• SUPPLIED ENTRIES:

--- BEGIN ---

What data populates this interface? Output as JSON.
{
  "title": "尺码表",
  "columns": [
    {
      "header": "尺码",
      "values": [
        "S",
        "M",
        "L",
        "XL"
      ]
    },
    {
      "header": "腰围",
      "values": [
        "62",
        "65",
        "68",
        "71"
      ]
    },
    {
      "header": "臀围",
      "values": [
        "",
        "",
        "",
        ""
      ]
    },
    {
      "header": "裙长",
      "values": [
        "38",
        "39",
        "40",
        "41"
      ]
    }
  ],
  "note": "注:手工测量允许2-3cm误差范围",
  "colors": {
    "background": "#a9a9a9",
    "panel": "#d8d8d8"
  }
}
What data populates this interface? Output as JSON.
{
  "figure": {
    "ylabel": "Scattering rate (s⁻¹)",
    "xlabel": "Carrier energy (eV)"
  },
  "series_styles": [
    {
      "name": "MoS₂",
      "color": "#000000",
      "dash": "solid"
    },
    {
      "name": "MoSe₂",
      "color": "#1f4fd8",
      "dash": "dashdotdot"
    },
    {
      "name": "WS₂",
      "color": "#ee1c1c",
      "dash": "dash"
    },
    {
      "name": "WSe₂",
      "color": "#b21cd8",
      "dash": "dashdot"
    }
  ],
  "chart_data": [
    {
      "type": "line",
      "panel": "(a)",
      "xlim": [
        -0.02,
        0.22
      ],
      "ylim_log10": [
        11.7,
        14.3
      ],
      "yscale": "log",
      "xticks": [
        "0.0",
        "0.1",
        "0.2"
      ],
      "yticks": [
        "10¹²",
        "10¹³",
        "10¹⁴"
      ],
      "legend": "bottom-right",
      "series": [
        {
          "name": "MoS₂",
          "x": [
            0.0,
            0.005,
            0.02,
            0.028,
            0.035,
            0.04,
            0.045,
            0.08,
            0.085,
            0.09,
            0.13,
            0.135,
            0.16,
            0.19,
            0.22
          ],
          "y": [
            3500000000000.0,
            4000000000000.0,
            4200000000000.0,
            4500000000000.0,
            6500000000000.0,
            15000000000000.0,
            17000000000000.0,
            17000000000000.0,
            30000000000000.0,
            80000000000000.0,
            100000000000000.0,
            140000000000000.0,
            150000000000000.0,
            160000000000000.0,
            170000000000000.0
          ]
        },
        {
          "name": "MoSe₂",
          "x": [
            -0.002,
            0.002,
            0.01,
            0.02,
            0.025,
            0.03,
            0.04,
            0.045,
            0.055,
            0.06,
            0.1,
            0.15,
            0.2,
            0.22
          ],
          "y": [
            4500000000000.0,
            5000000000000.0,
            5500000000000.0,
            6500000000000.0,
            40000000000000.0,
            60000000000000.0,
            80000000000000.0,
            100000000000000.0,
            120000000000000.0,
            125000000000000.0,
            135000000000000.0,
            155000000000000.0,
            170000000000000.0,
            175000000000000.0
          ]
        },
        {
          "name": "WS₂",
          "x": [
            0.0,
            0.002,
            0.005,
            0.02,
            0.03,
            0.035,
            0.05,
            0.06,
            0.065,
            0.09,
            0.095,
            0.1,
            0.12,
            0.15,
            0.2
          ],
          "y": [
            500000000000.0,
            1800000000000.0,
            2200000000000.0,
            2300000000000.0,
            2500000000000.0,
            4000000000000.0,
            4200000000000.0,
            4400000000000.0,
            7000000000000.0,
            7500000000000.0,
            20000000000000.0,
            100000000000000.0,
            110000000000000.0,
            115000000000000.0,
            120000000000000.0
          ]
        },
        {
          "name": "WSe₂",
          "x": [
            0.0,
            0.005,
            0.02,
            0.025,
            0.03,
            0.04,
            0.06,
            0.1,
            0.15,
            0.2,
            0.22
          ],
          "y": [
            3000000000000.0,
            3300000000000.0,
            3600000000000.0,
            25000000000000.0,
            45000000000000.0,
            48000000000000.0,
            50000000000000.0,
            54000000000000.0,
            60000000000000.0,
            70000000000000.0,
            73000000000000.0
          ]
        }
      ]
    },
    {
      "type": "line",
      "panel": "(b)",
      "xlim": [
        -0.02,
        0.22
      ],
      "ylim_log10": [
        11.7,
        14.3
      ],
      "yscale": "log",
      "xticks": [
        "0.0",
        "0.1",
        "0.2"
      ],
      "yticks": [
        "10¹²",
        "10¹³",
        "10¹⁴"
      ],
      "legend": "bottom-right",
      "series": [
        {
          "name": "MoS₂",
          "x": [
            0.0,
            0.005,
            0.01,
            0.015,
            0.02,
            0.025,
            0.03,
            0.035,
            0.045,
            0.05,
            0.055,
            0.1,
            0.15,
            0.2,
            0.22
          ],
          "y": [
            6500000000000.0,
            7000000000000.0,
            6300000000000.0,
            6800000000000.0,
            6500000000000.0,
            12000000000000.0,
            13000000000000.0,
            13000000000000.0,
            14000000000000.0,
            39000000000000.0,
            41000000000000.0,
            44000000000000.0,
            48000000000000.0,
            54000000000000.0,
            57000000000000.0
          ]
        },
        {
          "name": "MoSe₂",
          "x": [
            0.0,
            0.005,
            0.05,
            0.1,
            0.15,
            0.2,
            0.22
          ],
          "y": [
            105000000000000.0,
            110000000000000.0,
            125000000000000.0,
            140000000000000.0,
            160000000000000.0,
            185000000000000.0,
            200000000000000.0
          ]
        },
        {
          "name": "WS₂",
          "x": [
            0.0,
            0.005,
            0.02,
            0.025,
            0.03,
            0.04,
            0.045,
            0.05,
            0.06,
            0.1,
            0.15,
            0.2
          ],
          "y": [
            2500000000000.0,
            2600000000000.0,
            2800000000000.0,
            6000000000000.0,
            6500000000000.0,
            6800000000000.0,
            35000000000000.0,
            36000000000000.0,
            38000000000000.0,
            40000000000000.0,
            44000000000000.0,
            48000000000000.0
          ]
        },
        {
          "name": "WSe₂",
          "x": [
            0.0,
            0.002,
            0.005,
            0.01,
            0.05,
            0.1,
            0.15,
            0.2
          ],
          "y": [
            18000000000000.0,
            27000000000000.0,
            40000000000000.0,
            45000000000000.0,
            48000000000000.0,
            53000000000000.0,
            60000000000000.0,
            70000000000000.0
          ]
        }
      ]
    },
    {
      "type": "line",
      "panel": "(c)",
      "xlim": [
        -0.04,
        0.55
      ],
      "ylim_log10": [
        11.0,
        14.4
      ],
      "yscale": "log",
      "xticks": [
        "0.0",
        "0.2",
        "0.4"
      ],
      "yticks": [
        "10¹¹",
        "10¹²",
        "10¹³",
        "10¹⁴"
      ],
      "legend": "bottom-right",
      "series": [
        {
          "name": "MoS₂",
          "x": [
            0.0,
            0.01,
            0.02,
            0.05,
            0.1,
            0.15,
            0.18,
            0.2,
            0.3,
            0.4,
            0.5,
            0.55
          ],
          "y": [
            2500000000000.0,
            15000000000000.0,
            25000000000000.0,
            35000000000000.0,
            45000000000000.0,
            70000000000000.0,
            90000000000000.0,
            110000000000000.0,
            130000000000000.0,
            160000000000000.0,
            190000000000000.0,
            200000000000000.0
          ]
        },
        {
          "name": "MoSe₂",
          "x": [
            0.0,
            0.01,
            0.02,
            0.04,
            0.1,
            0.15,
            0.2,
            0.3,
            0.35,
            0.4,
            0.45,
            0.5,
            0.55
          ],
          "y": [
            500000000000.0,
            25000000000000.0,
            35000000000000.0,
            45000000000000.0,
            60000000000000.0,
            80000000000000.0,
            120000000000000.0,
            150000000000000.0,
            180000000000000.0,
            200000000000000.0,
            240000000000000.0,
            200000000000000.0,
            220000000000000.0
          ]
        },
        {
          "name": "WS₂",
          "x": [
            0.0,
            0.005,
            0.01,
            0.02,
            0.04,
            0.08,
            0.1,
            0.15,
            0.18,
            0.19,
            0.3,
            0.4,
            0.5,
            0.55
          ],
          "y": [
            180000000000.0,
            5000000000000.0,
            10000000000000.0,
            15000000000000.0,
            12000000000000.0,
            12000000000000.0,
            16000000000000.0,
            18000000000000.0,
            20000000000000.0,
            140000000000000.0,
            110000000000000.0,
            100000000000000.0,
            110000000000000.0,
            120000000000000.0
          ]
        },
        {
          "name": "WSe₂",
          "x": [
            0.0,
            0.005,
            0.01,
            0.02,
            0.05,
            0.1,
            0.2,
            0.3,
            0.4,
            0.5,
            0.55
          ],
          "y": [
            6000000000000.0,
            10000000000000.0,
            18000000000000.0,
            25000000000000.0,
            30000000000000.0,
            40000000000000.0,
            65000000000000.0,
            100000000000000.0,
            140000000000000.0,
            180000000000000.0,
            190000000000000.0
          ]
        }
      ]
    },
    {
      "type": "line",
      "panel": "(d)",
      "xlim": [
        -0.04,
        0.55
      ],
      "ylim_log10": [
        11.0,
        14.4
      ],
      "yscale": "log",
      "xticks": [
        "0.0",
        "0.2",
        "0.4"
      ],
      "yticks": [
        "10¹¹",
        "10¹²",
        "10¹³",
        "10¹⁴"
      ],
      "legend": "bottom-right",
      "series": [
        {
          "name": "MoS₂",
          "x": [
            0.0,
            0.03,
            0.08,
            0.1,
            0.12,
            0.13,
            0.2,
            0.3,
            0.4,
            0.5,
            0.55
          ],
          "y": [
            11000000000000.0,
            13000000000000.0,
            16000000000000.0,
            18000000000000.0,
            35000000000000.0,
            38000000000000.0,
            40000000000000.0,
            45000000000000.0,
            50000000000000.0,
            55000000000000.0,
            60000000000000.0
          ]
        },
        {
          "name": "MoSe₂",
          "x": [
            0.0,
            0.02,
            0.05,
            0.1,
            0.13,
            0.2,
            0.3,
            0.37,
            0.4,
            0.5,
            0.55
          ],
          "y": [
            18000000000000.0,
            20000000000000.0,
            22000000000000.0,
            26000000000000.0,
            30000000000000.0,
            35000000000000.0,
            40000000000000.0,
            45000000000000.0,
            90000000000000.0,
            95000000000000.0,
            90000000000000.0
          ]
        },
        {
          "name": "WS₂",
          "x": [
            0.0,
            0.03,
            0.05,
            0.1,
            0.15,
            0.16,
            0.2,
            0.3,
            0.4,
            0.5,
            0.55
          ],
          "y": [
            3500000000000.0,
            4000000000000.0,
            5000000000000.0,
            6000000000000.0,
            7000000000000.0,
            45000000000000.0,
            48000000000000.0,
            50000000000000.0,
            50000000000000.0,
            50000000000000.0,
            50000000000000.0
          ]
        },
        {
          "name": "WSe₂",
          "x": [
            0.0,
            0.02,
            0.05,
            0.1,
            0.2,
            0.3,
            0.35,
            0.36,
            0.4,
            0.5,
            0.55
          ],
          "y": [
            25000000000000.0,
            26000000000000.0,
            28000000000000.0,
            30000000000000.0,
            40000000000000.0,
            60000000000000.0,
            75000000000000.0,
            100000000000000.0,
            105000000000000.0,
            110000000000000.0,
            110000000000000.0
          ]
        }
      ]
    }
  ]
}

--- END ---

• DIRECTIONS FOR THIS TASK: From the data above, copy each line where the string "panel" appears.

• COMPLETE OUTPUT:
    "panel": "#d8d8d8"
      "panel": "(a)",
      "panel": "(b)",
      "panel": "(c)",
      "panel": "(d)",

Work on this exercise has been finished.